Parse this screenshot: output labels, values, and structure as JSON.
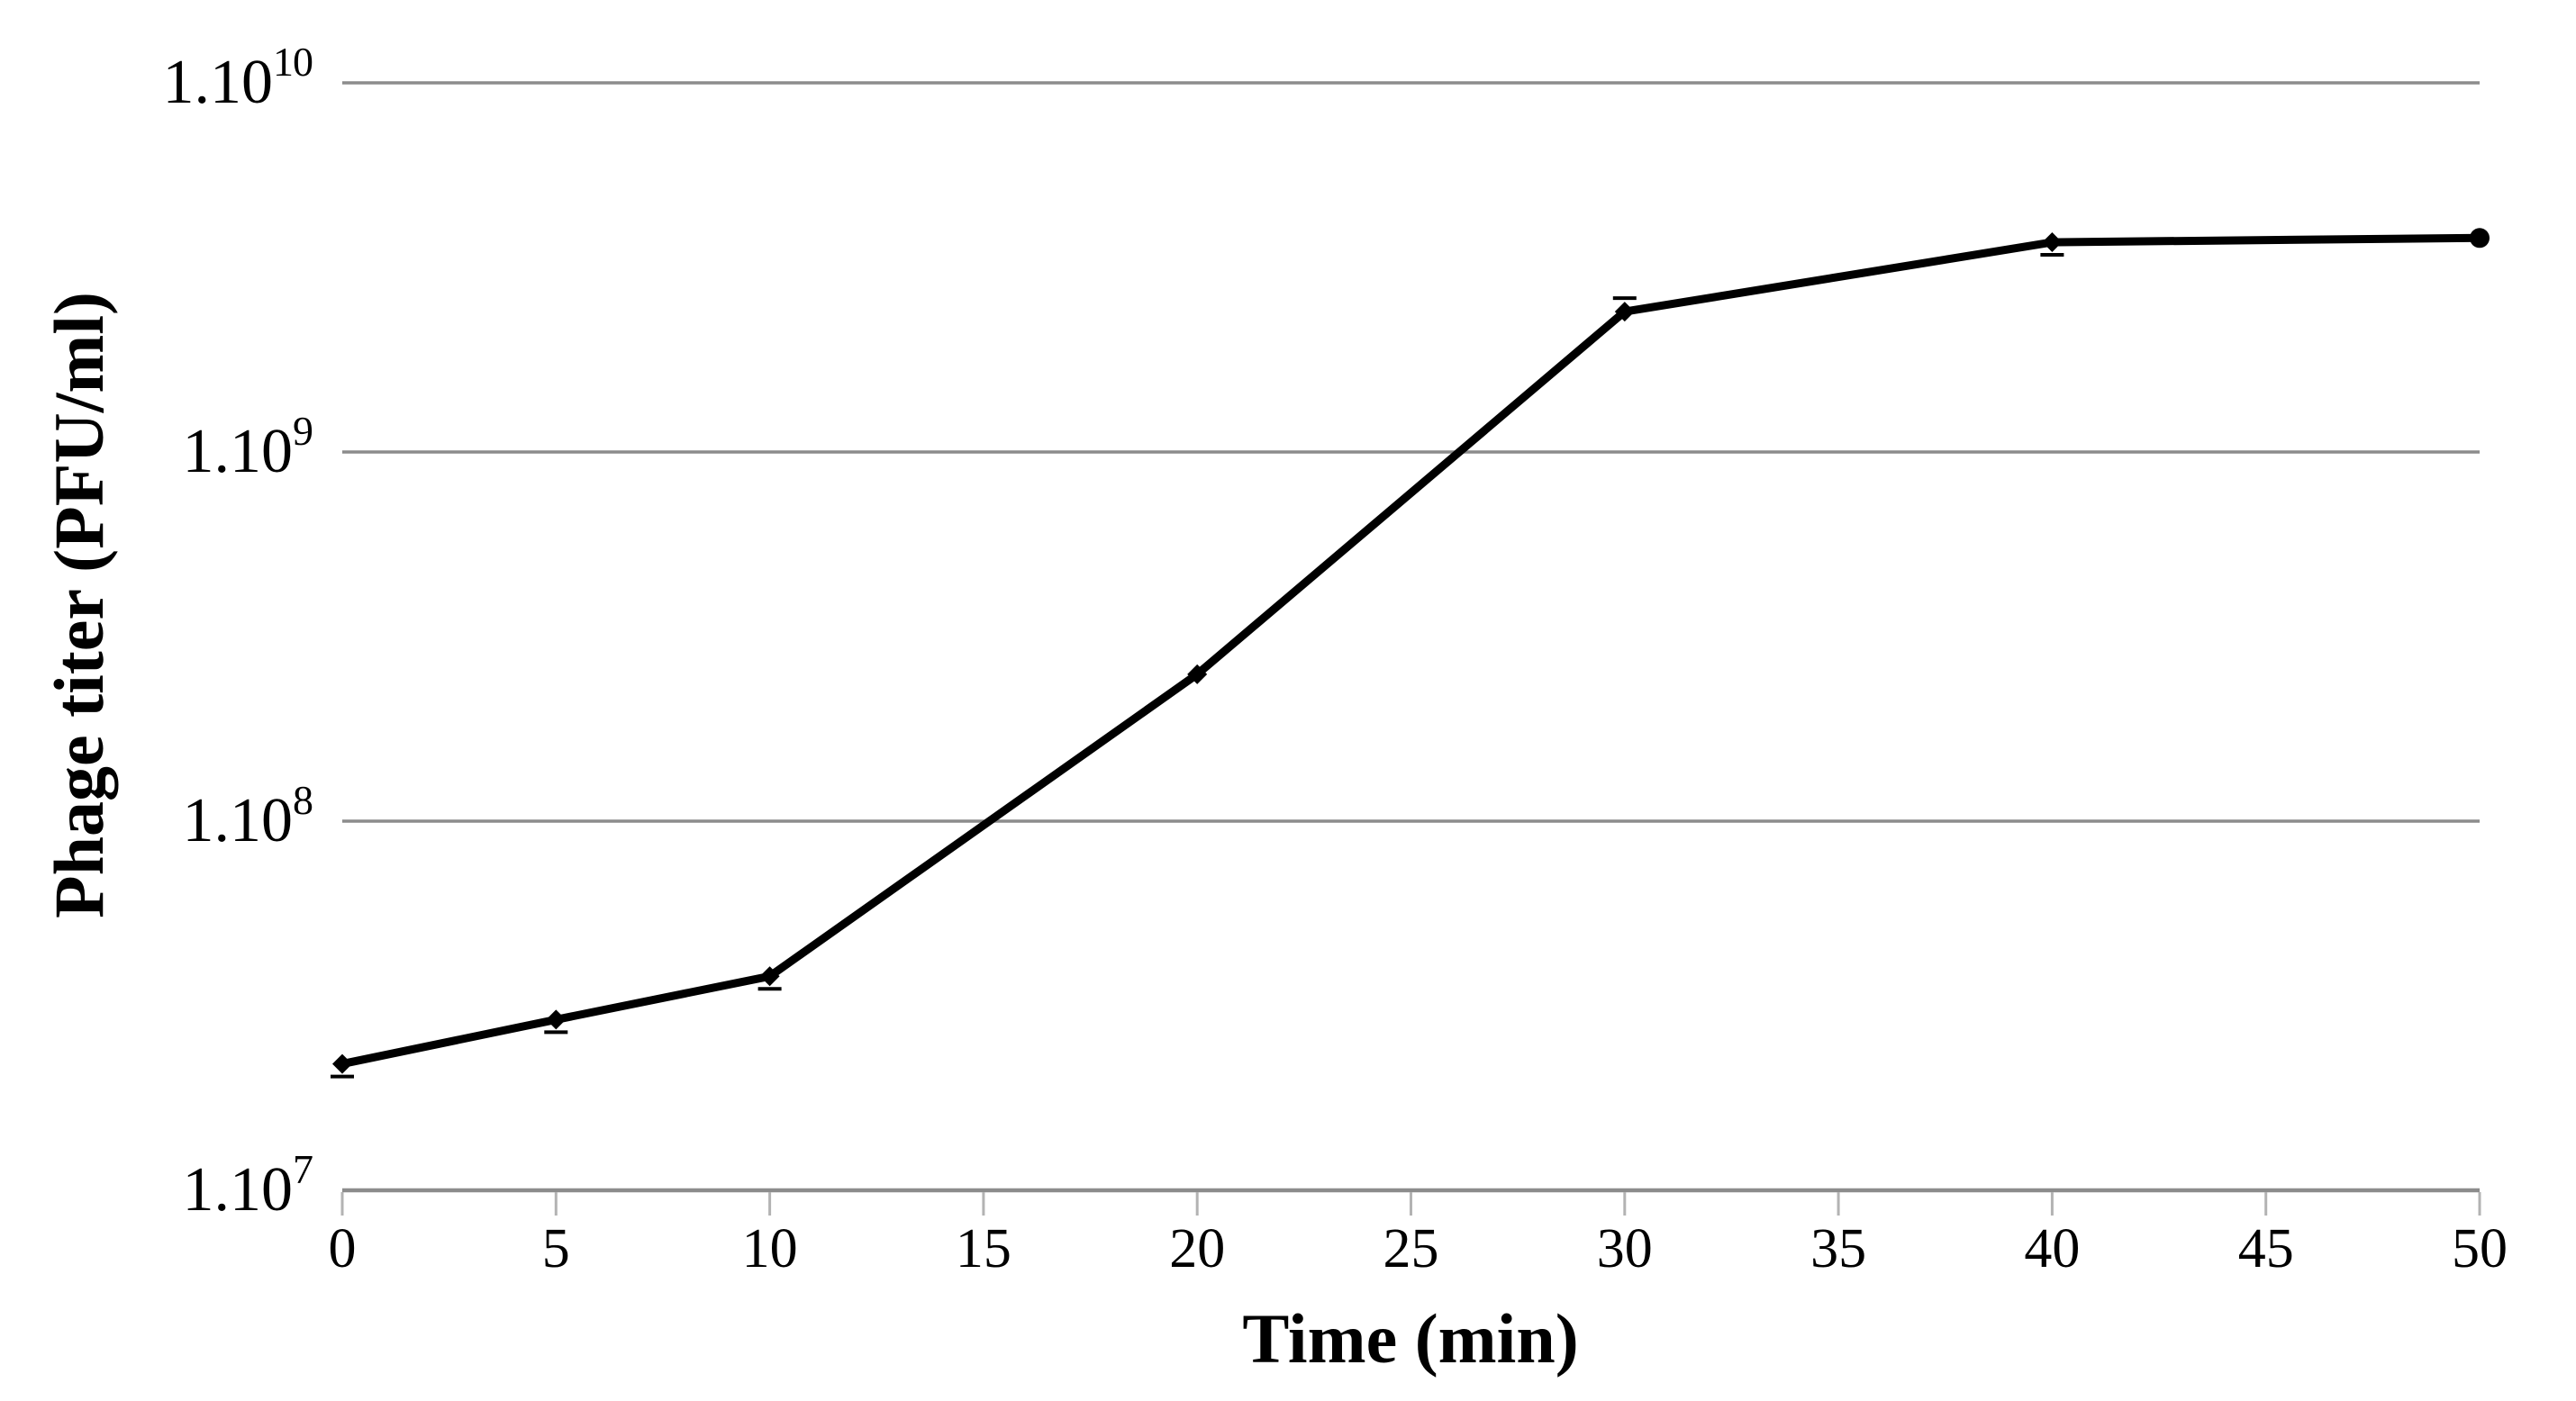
{
  "figure": {
    "background": "#ffffff",
    "text_color": "#000000",
    "grid_color": "#8c8c8c",
    "axis_color": "#8c8c8c",
    "tick_mark_color": "#b3b3b3",
    "series_color": "#000000"
  },
  "chart_data": {
    "type": "line",
    "title": "",
    "xlabel": "Time (min)",
    "ylabel": "Phage titer (PFU/ml)",
    "x_scale": "linear",
    "y_scale": "log",
    "xlim": [
      0,
      50
    ],
    "ylim": [
      10000000.0,
      10000000000.0
    ],
    "x_ticks": [
      0,
      5,
      10,
      15,
      20,
      25,
      30,
      35,
      40,
      45,
      50
    ],
    "y_ticks": [
      {
        "base": "1.10",
        "exp": "7",
        "value": 10000000.0
      },
      {
        "base": "1.10",
        "exp": "8",
        "value": 100000000.0
      },
      {
        "base": "1.10",
        "exp": "9",
        "value": 1000000000.0
      },
      {
        "base": "1.10",
        "exp": "10",
        "value": 10000000000.0
      }
    ],
    "grid": "horizontal-decade-gridlines",
    "legend": "none",
    "series": [
      {
        "name": "Phage titer",
        "color": "#000000",
        "marker": "diamond",
        "x": [
          0,
          5,
          10,
          20,
          30,
          40,
          50
        ],
        "y": [
          22000000.0,
          29000000.0,
          38000000.0,
          250000000.0,
          2400000000.0,
          3700000000.0,
          3800000000.0
        ]
      }
    ],
    "error_bar_caps": [
      {
        "x": 0,
        "dir": "below"
      },
      {
        "x": 5,
        "dir": "below"
      },
      {
        "x": 10,
        "dir": "below"
      },
      {
        "x": 30,
        "dir": "above"
      },
      {
        "x": 40,
        "dir": "below"
      }
    ]
  }
}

------------------------------

Exercise instructions |
Copy every line of the listing containing the string "Phage".

Solution |
    "ylabel": "Phage titer (PFU/ml)",
        "name": "Phage titer",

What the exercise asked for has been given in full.